• _WHAT YOU HAVE TO DO_:
Every record here should be printed again exactly.

(Data entries)
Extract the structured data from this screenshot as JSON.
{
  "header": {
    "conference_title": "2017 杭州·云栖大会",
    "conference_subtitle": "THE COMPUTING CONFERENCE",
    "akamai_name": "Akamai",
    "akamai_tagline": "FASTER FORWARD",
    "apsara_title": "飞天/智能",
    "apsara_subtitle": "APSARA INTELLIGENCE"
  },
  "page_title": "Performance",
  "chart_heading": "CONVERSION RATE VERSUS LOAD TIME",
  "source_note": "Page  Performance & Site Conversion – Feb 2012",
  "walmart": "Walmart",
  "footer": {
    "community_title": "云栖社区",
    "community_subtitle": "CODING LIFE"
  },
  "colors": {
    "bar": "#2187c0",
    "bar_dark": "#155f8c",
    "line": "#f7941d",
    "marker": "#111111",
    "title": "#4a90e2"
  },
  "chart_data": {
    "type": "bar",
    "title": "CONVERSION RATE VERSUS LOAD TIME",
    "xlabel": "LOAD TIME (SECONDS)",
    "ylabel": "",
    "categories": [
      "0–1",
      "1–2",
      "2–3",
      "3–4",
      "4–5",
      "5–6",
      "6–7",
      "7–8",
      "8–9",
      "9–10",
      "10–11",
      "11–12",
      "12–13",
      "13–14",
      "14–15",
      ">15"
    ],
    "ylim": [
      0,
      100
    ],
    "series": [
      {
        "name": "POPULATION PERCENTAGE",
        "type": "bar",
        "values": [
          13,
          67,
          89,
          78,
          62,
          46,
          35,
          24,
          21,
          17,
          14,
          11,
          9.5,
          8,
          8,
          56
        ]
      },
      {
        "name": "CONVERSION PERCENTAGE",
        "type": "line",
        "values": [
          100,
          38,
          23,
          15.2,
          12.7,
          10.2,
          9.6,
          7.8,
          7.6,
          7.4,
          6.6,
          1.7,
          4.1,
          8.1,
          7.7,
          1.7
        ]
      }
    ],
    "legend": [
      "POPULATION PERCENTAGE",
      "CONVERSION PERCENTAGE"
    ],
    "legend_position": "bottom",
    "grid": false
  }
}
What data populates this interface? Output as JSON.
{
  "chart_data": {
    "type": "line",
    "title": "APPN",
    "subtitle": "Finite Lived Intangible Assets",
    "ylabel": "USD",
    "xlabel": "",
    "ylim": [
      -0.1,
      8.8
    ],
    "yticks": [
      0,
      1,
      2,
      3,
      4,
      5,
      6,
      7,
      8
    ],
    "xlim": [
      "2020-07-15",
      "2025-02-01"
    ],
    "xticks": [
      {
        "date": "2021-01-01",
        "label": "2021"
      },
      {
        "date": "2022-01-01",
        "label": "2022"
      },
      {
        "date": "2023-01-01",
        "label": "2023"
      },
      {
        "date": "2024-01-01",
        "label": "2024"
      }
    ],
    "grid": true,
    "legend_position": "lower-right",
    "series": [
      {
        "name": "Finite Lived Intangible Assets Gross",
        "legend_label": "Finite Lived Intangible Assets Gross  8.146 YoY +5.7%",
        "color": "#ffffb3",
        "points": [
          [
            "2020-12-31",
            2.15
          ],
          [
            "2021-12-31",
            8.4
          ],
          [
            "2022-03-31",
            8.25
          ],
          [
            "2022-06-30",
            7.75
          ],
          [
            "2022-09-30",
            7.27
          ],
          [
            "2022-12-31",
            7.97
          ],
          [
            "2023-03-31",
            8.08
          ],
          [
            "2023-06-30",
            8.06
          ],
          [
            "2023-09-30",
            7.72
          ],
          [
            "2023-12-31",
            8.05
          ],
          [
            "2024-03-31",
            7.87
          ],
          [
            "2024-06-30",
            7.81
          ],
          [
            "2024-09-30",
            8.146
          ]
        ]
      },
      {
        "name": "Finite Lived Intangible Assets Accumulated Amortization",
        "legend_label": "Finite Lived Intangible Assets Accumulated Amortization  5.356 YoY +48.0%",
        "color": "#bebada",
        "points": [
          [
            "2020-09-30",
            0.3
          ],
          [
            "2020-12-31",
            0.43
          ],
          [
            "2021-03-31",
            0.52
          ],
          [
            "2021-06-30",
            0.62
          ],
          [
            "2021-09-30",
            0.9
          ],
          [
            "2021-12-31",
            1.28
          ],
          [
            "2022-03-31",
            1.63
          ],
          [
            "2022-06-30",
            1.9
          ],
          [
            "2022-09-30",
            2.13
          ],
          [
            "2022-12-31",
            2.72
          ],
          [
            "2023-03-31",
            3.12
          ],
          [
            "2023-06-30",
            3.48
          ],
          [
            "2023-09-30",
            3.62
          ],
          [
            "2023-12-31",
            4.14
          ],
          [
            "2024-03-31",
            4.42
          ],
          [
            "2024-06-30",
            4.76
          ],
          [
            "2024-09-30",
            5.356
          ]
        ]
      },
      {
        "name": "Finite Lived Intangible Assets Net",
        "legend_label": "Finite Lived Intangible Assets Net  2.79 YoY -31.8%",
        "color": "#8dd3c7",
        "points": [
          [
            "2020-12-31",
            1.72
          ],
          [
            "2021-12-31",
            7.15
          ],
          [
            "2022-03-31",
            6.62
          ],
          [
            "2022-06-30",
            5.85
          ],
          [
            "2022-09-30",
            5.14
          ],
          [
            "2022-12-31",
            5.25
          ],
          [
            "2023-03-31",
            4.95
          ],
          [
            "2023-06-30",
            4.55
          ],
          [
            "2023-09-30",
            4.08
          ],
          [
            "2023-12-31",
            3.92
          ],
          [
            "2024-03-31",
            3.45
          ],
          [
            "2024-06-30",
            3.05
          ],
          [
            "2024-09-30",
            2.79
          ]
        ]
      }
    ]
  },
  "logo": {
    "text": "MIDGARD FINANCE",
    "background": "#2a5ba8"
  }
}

• _ANSWER IN FULL_:
Extract the structured data from this screenshot as JSON.
{
  "header": {
    "conference_title": "2017 杭州·云栖大会",
    "conference_subtitle": "THE COMPUTING CONFERENCE",
    "akamai_name": "Akamai",
    "akamai_tagline": "FASTER FORWARD",
    "apsara_title": "飞天/智能",
    "apsara_subtitle": "APSARA INTELLIGENCE"
  },
  "page_title": "Performance",
  "chart_heading": "CONVERSION RATE VERSUS LOAD TIME",
  "source_note": "Page  Performance & Site Conversion – Feb 2012",
  "walmart": "Walmart",
  "footer": {
    "community_title": "云栖社区",
    "community_subtitle": "CODING LIFE"
  },
  "colors": {
    "bar": "#2187c0",
    "bar_dark": "#155f8c",
    "line": "#f7941d",
    "marker": "#111111",
    "title": "#4a90e2"
  },
  "chart_data": {
    "type": "bar",
    "title": "CONVERSION RATE VERSUS LOAD TIME",
    "xlabel": "LOAD TIME (SECONDS)",
    "ylabel": "",
    "categories": [
      "0–1",
      "1–2",
      "2–3",
      "3–4",
      "4–5",
      "5–6",
      "6–7",
      "7–8",
      "8–9",
      "9–10",
      "10–11",
      "11–12",
      "12–13",
      "13–14",
      "14–15",
      ">15"
    ],
    "ylim": [
      0,
      100
    ],
    "series": [
      {
        "name": "POPULATION PERCENTAGE",
        "type": "bar",
        "values": [
          13,
          67,
          89,
          78,
          62,
          46,
          35,
          24,
          21,
          17,
          14,
          11,
          9.5,
          8,
          8,
          56
        ]
      },
      {
        "name": "CONVERSION PERCENTAGE",
        "type": "line",
        "values": [
          100,
          38,
          23,
          15.2,
          12.7,
          10.2,
          9.6,
          7.8,
          7.6,
          7.4,
          6.6,
          1.7,
          4.1,
          8.1,
          7.7,
          1.7
        ]
      }
    ],
    "legend": [
      "POPULATION PERCENTAGE",
      "CONVERSION PERCENTAGE"
    ],
    "legend_position": "bottom",
    "grid": false
  }
}
What data populates this interface? Output as JSON.
{
  "chart_data": {
    "type": "line",
    "title": "APPN",
    "subtitle": "Finite Lived Intangible Assets",
    "ylabel": "USD",
    "xlabel": "",
    "ylim": [
      -0.1,
      8.8
    ],
    "yticks": [
      0,
      1,
      2,
      3,
      4,
      5,
      6,
      7,
      8
    ],
    "xlim": [
      "2020-07-15",
      "2025-02-01"
    ],
    "xticks": [
      {
        "date": "2021-01-01",
        "label": "2021"
      },
      {
        "date": "2022-01-01",
        "label": "2022"
      },
      {
        "date": "2023-01-01",
        "label": "2023"
      },
      {
        "date": "2024-01-01",
        "label": "2024"
      }
    ],
    "grid": true,
    "legend_position": "lower-right",
    "series": [
      {
        "name": "Finite Lived Intangible Assets Gross",
        "legend_label": "Finite Lived Intangible Assets Gross  8.146 YoY +5.7%",
        "color": "#ffffb3",
        "points": [
          [
            "2020-12-31",
            2.15
          ],
          [
            "2021-12-31",
            8.4
          ],
          [
            "2022-03-31",
            8.25
          ],
          [
            "2022-06-30",
            7.75
          ],
          [
            "2022-09-30",
            7.27
          ],
          [
            "2022-12-31",
            7.97
          ],
          [
            "2023-03-31",
            8.08
          ],
          [
            "2023-06-30",
            8.06
          ],
          [
            "2023-09-30",
            7.72
          ],
          [
            "2023-12-31",
            8.05
          ],
          [
            "2024-03-31",
            7.87
          ],
          [
            "2024-06-30",
            7.81
          ],
          [
            "2024-09-30",
            8.146
          ]
        ]
      },
      {
        "name": "Finite Lived Intangible Assets Accumulated Amortization",
        "legend_label": "Finite Lived Intangible Assets Accumulated Amortization  5.356 YoY +48.0%",
        "color": "#bebada",
        "points": [
          [
            "2020-09-30",
            0.3
          ],
          [
            "2020-12-31",
            0.43
          ],
          [
            "2021-03-31",
            0.52
          ],
          [
            "2021-06-30",
            0.62
          ],
          [
            "2021-09-30",
            0.9
          ],
          [
            "2021-12-31",
            1.28
          ],
          [
            "2022-03-31",
            1.63
          ],
          [
            "2022-06-30",
            1.9
          ],
          [
            "2022-09-30",
            2.13
          ],
          [
            "2022-12-31",
            2.72
          ],
          [
            "2023-03-31",
            3.12
          ],
          [
            "2023-06-30",
            3.48
          ],
          [
            "2023-09-30",
            3.62
          ],
          [
            "2023-12-31",
            4.14
          ],
          [
            "2024-03-31",
            4.42
          ],
          [
            "2024-06-30",
            4.76
          ],
          [
            "2024-09-30",
            5.356
          ]
        ]
      },
      {
        "name": "Finite Lived Intangible Assets Net",
        "legend_label": "Finite Lived Intangible Assets Net  2.79 YoY -31.8%",
        "color": "#8dd3c7",
        "points": [
          [
            "2020-12-31",
            1.72
          ],
          [
            "2021-12-31",
            7.15
          ],
          [
            "2022-03-31",
            6.62
          ],
          [
            "2022-06-30",
            5.85
          ],
          [
            "2022-09-30",
            5.14
          ],
          [
            "2022-12-31",
            5.25
          ],
          [
            "2023-03-31",
            4.95
          ],
          [
            "2023-06-30",
            4.55
          ],
          [
            "2023-09-30",
            4.08
          ],
          [
            "2023-12-31",
            3.92
          ],
          [
            "2024-03-31",
            3.45
          ],
          [
            "2024-06-30",
            3.05
          ],
          [
            "2024-09-30",
            2.79
          ]
        ]
      }
    ]
  },
  "logo": {
    "text": "MIDGARD FINANCE",
    "background": "#2a5ba8"
  }
}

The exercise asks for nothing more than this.